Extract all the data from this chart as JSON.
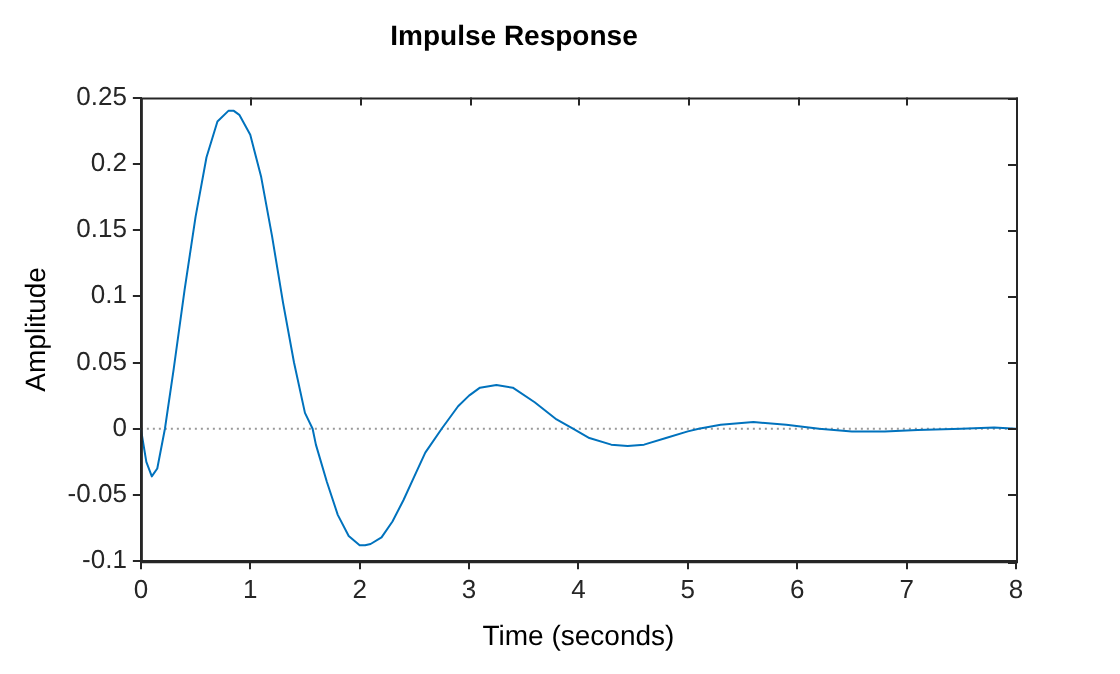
{
  "chart_data": {
    "type": "line",
    "title": "Impulse Response",
    "xlabel": "Time (seconds)",
    "ylabel": "Amplitude",
    "xlim": [
      0,
      8
    ],
    "xticks": [
      0,
      1,
      2,
      3,
      4,
      5,
      6,
      7,
      8
    ],
    "ylim": [
      -0.1,
      0.25
    ],
    "yticks": [
      -0.1,
      -0.05,
      0,
      0.05,
      0.1,
      0.15,
      0.2,
      0.25
    ],
    "grid": false,
    "legend": false,
    "marker": "none",
    "line_style": "solid",
    "ref_lines": [
      {
        "axis": "y",
        "value": 0,
        "color": "#999999",
        "line_style": "dotted"
      }
    ],
    "series": [
      {
        "color": "#0072bd",
        "x": [
          0,
          0.05,
          0.1,
          0.15,
          0.22,
          0.3,
          0.4,
          0.5,
          0.6,
          0.7,
          0.8,
          0.85,
          0.9,
          1.0,
          1.1,
          1.2,
          1.3,
          1.4,
          1.5,
          1.57,
          1.6,
          1.7,
          1.8,
          1.9,
          2.0,
          2.05,
          2.1,
          2.2,
          2.3,
          2.4,
          2.5,
          2.6,
          2.75,
          2.9,
          3.0,
          3.1,
          3.25,
          3.4,
          3.6,
          3.8,
          3.95,
          4.1,
          4.3,
          4.45,
          4.6,
          4.8,
          5.0,
          5.1,
          5.3,
          5.6,
          5.9,
          6.2,
          6.5,
          6.8,
          7.1,
          7.5,
          7.8,
          8
        ],
        "values": [
          0,
          -0.025,
          -0.036,
          -0.03,
          0,
          0.045,
          0.105,
          0.16,
          0.205,
          0.232,
          0.24,
          0.24,
          0.237,
          0.222,
          0.19,
          0.145,
          0.095,
          0.05,
          0.012,
          0,
          -0.012,
          -0.04,
          -0.065,
          -0.081,
          -0.088,
          -0.088,
          -0.087,
          -0.082,
          -0.07,
          -0.054,
          -0.036,
          -0.018,
          0,
          0.017,
          0.025,
          0.031,
          0.033,
          0.031,
          0.02,
          0.007,
          0,
          -0.007,
          -0.012,
          -0.013,
          -0.012,
          -0.007,
          -0.002,
          0,
          0.003,
          0.005,
          0.003,
          0,
          -0.002,
          -0.002,
          -0.001,
          0,
          0.001,
          0
        ]
      }
    ]
  }
}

_ _ _ _ _

## Your goal
Leave out the pictures and return every record word for word.

## The output
Extract all the data from this chart as JSON.
{
  "chart_data": {
    "type": "line",
    "title": "Impulse Response",
    "xlabel": "Time (seconds)",
    "ylabel": "Amplitude",
    "xlim": [
      0,
      8
    ],
    "xticks": [
      0,
      1,
      2,
      3,
      4,
      5,
      6,
      7,
      8
    ],
    "ylim": [
      -0.1,
      0.25
    ],
    "yticks": [
      -0.1,
      -0.05,
      0,
      0.05,
      0.1,
      0.15,
      0.2,
      0.25
    ],
    "grid": false,
    "legend": false,
    "marker": "none",
    "line_style": "solid",
    "ref_lines": [
      {
        "axis": "y",
        "value": 0,
        "color": "#999999",
        "line_style": "dotted"
      }
    ],
    "series": [
      {
        "color": "#0072bd",
        "x": [
          0,
          0.05,
          0.1,
          0.15,
          0.22,
          0.3,
          0.4,
          0.5,
          0.6,
          0.7,
          0.8,
          0.85,
          0.9,
          1.0,
          1.1,
          1.2,
          1.3,
          1.4,
          1.5,
          1.57,
          1.6,
          1.7,
          1.8,
          1.9,
          2.0,
          2.05,
          2.1,
          2.2,
          2.3,
          2.4,
          2.5,
          2.6,
          2.75,
          2.9,
          3.0,
          3.1,
          3.25,
          3.4,
          3.6,
          3.8,
          3.95,
          4.1,
          4.3,
          4.45,
          4.6,
          4.8,
          5.0,
          5.1,
          5.3,
          5.6,
          5.9,
          6.2,
          6.5,
          6.8,
          7.1,
          7.5,
          7.8,
          8
        ],
        "values": [
          0,
          -0.025,
          -0.036,
          -0.03,
          0,
          0.045,
          0.105,
          0.16,
          0.205,
          0.232,
          0.24,
          0.24,
          0.237,
          0.222,
          0.19,
          0.145,
          0.095,
          0.05,
          0.012,
          0,
          -0.012,
          -0.04,
          -0.065,
          -0.081,
          -0.088,
          -0.088,
          -0.087,
          -0.082,
          -0.07,
          -0.054,
          -0.036,
          -0.018,
          0,
          0.017,
          0.025,
          0.031,
          0.033,
          0.031,
          0.02,
          0.007,
          0,
          -0.007,
          -0.012,
          -0.013,
          -0.012,
          -0.007,
          -0.002,
          0,
          0.003,
          0.005,
          0.003,
          0,
          -0.002,
          -0.002,
          -0.001,
          0,
          0.001,
          0
        ]
      }
    ]
  }
}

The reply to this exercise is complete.